DOCUMENT EXCERPT:

Imagine you're playing a racing game and you're AI-generating the car you'll use. Or a sandbox battle where you're making all your machines and weapons on the fly. Centipede tank with four turrets? Flying bat drone? Roblox is folding its new CubePart AI model into its platform and game developer tools, and it's going to mean kids and other players generating things in games that actually do stuff with moving parts.
CubePart AI, an open-source AI model Roblox has just published research on and will be introducing its platform, is an extension of 3D AI-generated objects that Roblox introduced last year. This time, though, objects can have actual working parts that fit the physics of the game they're in.
AI models for creating multipart objects already exist, but Roblox argues, in a new research paper, that its model is better, promising training on more objects than other models (2 million parts, and a half million overall assets) and being able to label parts of objects using AI faster. The result could be actual functioning things that can work in games using existing game engines.
Roblox
AI-generated moving tanks, robots or surveillance skulls?

PROMPT: Please revise the Roblox piece by restating everything from "CubePart AI, an" down to "existing game engines.", with "research paper" swapped for "technical report".

ENTRIES PROVIDED:
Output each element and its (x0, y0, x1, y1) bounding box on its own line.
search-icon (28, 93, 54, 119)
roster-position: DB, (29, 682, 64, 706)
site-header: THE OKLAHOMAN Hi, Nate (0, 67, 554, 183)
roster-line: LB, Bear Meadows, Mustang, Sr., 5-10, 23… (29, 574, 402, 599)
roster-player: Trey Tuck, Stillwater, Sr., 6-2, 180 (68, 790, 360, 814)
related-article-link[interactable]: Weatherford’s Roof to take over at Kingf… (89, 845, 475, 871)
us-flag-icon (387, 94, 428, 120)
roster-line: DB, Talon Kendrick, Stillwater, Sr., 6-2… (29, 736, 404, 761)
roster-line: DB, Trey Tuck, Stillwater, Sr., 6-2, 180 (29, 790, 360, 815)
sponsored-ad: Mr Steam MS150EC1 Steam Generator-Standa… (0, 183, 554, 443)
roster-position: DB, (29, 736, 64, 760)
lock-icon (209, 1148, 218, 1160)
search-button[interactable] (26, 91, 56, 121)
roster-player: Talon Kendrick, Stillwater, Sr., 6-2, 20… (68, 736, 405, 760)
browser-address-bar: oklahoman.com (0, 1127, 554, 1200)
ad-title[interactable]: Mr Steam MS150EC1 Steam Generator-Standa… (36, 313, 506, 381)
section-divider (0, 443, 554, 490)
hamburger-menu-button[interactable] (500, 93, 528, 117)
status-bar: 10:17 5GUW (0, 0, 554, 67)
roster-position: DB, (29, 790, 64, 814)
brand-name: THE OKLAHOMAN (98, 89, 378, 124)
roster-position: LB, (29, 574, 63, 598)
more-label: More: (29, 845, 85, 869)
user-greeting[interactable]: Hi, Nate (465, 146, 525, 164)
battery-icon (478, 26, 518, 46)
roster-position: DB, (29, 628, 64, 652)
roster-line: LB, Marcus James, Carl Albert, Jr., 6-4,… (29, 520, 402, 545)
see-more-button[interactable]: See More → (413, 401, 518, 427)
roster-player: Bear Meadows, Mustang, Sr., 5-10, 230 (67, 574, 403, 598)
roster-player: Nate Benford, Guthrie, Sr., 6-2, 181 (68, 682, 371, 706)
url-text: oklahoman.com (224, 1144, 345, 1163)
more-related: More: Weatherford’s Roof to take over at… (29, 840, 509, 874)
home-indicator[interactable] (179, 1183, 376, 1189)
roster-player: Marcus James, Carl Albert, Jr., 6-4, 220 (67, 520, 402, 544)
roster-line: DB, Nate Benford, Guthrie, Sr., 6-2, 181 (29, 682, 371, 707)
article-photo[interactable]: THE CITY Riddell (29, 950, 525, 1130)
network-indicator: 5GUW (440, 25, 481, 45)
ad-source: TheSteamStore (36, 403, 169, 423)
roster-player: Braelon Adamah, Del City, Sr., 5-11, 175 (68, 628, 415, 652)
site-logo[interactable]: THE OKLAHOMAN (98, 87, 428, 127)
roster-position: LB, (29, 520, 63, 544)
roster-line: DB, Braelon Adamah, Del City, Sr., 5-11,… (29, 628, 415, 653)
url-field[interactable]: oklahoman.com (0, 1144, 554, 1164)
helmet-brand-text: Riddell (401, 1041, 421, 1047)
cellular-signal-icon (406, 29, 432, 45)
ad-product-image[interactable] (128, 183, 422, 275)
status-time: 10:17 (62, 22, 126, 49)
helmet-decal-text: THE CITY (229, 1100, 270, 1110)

TASK SOLUTION:
CubePart AI, an open-source AI model Roblox has just published research on and will be introducing its platform, is an extension of 3D AI-generated objects that Roblox introduced last year. This time, though, objects can have actual working parts that fit the physics of the game they're in.
AI models for creating multipart objects already exist, but Roblox argues, in a new technical report, that its model is better, promising training on more objects than other models (2 million parts, and a half million overall assets) and being able to label parts of objects using AI faster. The result could be actual functioning things that can work in games using existing game engines.